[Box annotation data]
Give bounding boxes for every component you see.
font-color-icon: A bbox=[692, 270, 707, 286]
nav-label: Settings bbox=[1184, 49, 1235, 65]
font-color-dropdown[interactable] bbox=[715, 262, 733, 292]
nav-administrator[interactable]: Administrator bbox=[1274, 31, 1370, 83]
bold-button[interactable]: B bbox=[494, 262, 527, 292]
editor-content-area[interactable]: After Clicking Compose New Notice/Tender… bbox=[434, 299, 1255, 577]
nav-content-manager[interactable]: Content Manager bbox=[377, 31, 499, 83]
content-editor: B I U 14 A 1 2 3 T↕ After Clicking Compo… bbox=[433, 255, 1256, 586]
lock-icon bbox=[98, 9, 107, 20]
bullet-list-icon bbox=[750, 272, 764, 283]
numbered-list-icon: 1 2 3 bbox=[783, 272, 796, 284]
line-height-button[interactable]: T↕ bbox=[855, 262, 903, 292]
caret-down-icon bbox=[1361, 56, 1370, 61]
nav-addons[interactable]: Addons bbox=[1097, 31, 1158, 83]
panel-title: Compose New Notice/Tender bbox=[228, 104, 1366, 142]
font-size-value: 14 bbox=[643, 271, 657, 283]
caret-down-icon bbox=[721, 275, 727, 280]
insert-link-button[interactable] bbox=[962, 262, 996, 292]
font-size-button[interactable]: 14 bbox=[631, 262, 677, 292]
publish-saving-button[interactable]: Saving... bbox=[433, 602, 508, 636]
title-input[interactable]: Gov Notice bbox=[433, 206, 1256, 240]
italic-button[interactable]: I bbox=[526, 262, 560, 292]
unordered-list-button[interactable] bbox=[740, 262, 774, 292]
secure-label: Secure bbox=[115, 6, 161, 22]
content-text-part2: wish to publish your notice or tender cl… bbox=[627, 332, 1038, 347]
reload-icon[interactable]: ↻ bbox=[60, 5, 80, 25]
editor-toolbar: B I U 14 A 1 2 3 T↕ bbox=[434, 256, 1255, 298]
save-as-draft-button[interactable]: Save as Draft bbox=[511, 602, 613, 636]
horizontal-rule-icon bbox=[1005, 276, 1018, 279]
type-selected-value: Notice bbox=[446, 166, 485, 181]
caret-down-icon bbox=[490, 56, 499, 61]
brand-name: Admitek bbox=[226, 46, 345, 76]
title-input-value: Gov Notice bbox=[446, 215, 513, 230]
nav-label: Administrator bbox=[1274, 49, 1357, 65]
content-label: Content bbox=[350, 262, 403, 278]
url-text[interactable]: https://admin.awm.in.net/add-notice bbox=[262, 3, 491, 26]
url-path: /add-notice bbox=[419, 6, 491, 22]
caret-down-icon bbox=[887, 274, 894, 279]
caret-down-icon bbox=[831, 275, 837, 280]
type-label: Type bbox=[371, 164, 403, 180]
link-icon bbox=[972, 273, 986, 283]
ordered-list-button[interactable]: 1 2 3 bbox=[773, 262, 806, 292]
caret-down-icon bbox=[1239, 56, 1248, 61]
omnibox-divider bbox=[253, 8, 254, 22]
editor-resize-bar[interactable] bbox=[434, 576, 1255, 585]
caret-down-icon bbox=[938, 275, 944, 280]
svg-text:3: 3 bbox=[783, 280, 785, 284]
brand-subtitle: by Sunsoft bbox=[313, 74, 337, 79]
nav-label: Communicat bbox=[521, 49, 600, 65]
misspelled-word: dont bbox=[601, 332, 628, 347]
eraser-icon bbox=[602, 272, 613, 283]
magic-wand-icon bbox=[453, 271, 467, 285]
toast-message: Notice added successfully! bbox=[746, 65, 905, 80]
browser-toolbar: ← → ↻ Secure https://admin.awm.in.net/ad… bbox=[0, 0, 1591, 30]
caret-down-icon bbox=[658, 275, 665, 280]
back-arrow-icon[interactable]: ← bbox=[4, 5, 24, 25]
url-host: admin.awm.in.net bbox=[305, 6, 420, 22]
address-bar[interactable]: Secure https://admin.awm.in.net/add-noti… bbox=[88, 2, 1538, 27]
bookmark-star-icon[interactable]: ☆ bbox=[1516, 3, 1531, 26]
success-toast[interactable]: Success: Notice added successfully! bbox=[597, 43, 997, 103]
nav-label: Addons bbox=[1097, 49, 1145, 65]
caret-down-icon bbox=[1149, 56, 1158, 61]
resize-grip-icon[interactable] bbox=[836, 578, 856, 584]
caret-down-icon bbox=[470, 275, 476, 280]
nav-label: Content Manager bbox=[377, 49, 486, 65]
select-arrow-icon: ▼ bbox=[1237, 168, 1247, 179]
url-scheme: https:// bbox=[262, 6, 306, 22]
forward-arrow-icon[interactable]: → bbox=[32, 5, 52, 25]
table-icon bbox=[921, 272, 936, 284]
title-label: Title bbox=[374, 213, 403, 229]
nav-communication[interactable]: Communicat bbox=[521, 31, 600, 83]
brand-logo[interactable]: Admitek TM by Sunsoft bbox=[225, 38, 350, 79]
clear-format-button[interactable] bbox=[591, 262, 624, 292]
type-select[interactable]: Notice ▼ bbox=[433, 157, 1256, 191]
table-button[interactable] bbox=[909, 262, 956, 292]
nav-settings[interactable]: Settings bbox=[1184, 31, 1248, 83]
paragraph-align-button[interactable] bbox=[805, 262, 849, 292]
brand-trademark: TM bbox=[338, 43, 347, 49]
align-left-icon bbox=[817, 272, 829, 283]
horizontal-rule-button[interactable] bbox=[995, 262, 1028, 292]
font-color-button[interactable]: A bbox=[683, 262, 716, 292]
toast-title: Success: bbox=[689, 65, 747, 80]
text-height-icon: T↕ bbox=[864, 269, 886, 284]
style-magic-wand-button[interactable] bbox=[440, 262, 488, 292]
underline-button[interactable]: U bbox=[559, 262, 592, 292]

### [Task goal]
Convert every line of the rows above into a Markdown table, leaving out blank lines. Use the columns "Number" for the line's position and "Line" for its text.

### [Solved exercise]
| Number | Line |
|---|---|
| 1 | Give bounding boxes for every component you see. |
| 2 | font-color-icon: A bbox=[692, 270, 707, 286] |
| 3 | nav-label: Settings bbox=[1184, 49, 1235, 65] |
| 4 | font-color-dropdown[interactable] bbox=[715, 262, 733, 292] |
| 5 | nav-administrator[interactable]: Administrator bbox=[1274, 31, 1370, 83] |
| 6 | bold-button[interactable]: B bbox=[494, 262, 527, 292] |
| 7 | editor-content-area[interactable]: After Clicking Compose New Notice/Tender… bbox=[434, 299, 1255, 577] |
| 8 | nav-content-manager[interactable]: Content Manager bbox=[377, 31, 499, 83] |
| 9 | content-editor: B I U 14 A 1 2 3 T↕ After Clicking Compo… bbox=[433, 255, 1256, 586] |
| 10 | lock-icon bbox=[98, 9, 107, 20] |
| 11 | bullet-list-icon bbox=[750, 272, 764, 283] |
| 12 | numbered-list-icon: 1 2 3 bbox=[783, 272, 796, 284] |
| 13 | line-height-button[interactable]: T↕ bbox=[855, 262, 903, 292] |
| 14 | caret-down-icon bbox=[1361, 56, 1370, 61] |
| 15 | nav-addons[interactable]: Addons bbox=[1097, 31, 1158, 83] |
| 16 | panel-title: Compose New Notice/Tender bbox=[228, 104, 1366, 142] |
| 17 | font-size-value: 14 bbox=[643, 271, 657, 283] |
| 18 | caret-down-icon bbox=[721, 275, 727, 280] |
| 19 | insert-link-button[interactable] bbox=[962, 262, 996, 292] |
| 20 | font-size-button[interactable]: 14 bbox=[631, 262, 677, 292] |
| 21 | publish-saving-button[interactable]: Saving... bbox=[433, 602, 508, 636] |
| 22 | title-input[interactable]: Gov Notice bbox=[433, 206, 1256, 240] |
| 23 | italic-button[interactable]: I bbox=[526, 262, 560, 292] |
| 24 | unordered-list-button[interactable] bbox=[740, 262, 774, 292] |
| 25 | secure-label: Secure bbox=[115, 6, 161, 22] |
| 26 | content-text-part2: wish to publish your notice or tender cl… bbox=[627, 332, 1038, 347] |
| 27 | reload-icon[interactable]: ↻ bbox=[60, 5, 80, 25] |
| 28 | editor-toolbar: B I U 14 A 1 2 3 T↕ bbox=[434, 256, 1255, 298] |
| 29 | save-as-draft-button[interactable]: Save as Draft bbox=[511, 602, 613, 636] |
| 30 | horizontal-rule-icon bbox=[1005, 276, 1018, 279] |
| 31 | type-selected-value: Notice bbox=[446, 166, 485, 181] |
| 32 | caret-down-icon bbox=[490, 56, 499, 61] |
| 33 | brand-name: Admitek bbox=[226, 46, 345, 76] |
| 34 | title-input-value: Gov Notice bbox=[446, 215, 513, 230] |
| 35 | nav-label: Administrator bbox=[1274, 49, 1357, 65] |
| 36 | content-label: Content bbox=[350, 262, 403, 278] |
| 37 | url-text[interactable]: https://admin.awm.in.net/add-notice bbox=[262, 3, 491, 26] |
| 38 | url-path: /add-notice bbox=[419, 6, 491, 22] |
| 39 | caret-down-icon bbox=[887, 274, 894, 279] |
| 40 | caret-down-icon bbox=[831, 275, 837, 280] |
| 41 | type-label: Type bbox=[371, 164, 403, 180] |
| 42 | link-icon bbox=[972, 273, 986, 283] |
| 43 | ordered-list-button[interactable]: 1 2 3 bbox=[773, 262, 806, 292] |
| 44 | caret-down-icon bbox=[1239, 56, 1248, 61] |
| 45 | omnibox-divider bbox=[253, 8, 254, 22] |
| 46 | editor-resize-bar[interactable] bbox=[434, 576, 1255, 585] |
| 47 | caret-down-icon bbox=[938, 275, 944, 280] |
| 48 | svg-text:3: 3 bbox=[783, 280, 785, 284] |
| 49 | brand-subtitle: by Sunsoft bbox=[313, 74, 337, 79] |
| 50 | nav-label: Communicat bbox=[521, 49, 600, 65] |
| 51 | misspelled-word: dont bbox=[601, 332, 628, 347] |
| 52 | eraser-icon bbox=[602, 272, 613, 283] |
| 53 | magic-wand-icon bbox=[453, 271, 467, 285] |
| 54 | toast-message: Notice added successfully! bbox=[746, 65, 905, 80] |
| 55 | browser-toolbar: ← → ↻ Secure https://admin.awm.in.net/ad… bbox=[0, 0, 1591, 30] |
| 56 | caret-down-icon bbox=[658, 275, 665, 280] |
| 57 | back-arrow-icon[interactable]: ← bbox=[4, 5, 24, 25] |
| 58 | url-host: admin.awm.in.net bbox=[305, 6, 420, 22] |
| 59 | address-bar[interactable]: Secure https://admin.awm.in.net/add-noti… bbox=[88, 2, 1538, 27] |
| 60 | bookmark-star-icon[interactable]: ☆ bbox=[1516, 3, 1531, 26] |
| 61 | success-toast[interactable]: Success: Notice added successfully! bbox=[597, 43, 997, 103] |
| 62 | nav-label: Addons bbox=[1097, 49, 1145, 65] |
| 63 | caret-down-icon bbox=[1149, 56, 1158, 61] |
| 64 | resize-grip-icon[interactable] bbox=[836, 578, 856, 584] |
| 65 | caret-down-icon bbox=[470, 275, 476, 280] |
| 66 | nav-label: Content Manager bbox=[377, 49, 486, 65] |
| 67 | select-arrow-icon: ▼ bbox=[1237, 168, 1247, 179] |
| 68 | url-scheme: https:// bbox=[262, 6, 306, 22] |
| 69 | forward-arrow-icon[interactable]: → bbox=[32, 5, 52, 25] |
| 70 | table-icon bbox=[921, 272, 936, 284] |
| 71 | title-label: Title bbox=[374, 213, 403, 229] |
| 72 | nav-communication[interactable]: Communicat bbox=[521, 31, 600, 83] |
| 73 | brand-logo[interactable]: Admitek TM by Sunsoft bbox=[225, 38, 350, 79] |
| 74 | clear-format-button[interactable] bbox=[591, 262, 624, 292] |
| 75 | type-select[interactable]: Notice ▼ bbox=[433, 157, 1256, 191] |
| 76 | table-button[interactable] bbox=[909, 262, 956, 292] |
| 77 | nav-settings[interactable]: Settings bbox=[1184, 31, 1248, 83] |
| 78 | paragraph-align-button[interactable] bbox=[805, 262, 849, 292] |
| 79 | brand-trademark: TM bbox=[338, 43, 347, 49] |
| 80 | align-left-icon bbox=[817, 272, 829, 283] |
| 81 | horizontal-rule-button[interactable] bbox=[995, 262, 1028, 292] |
| 82 | font-color-button[interactable]: A bbox=[683, 262, 716, 292] |
| 83 | toast-title: Success: bbox=[689, 65, 747, 80] |
| 84 | text-height-icon: T↕ bbox=[864, 269, 886, 284] |
| 85 | style-magic-wand-button[interactable] bbox=[440, 262, 488, 292] |
| 86 | underline-button[interactable]: U bbox=[559, 262, 592, 292] |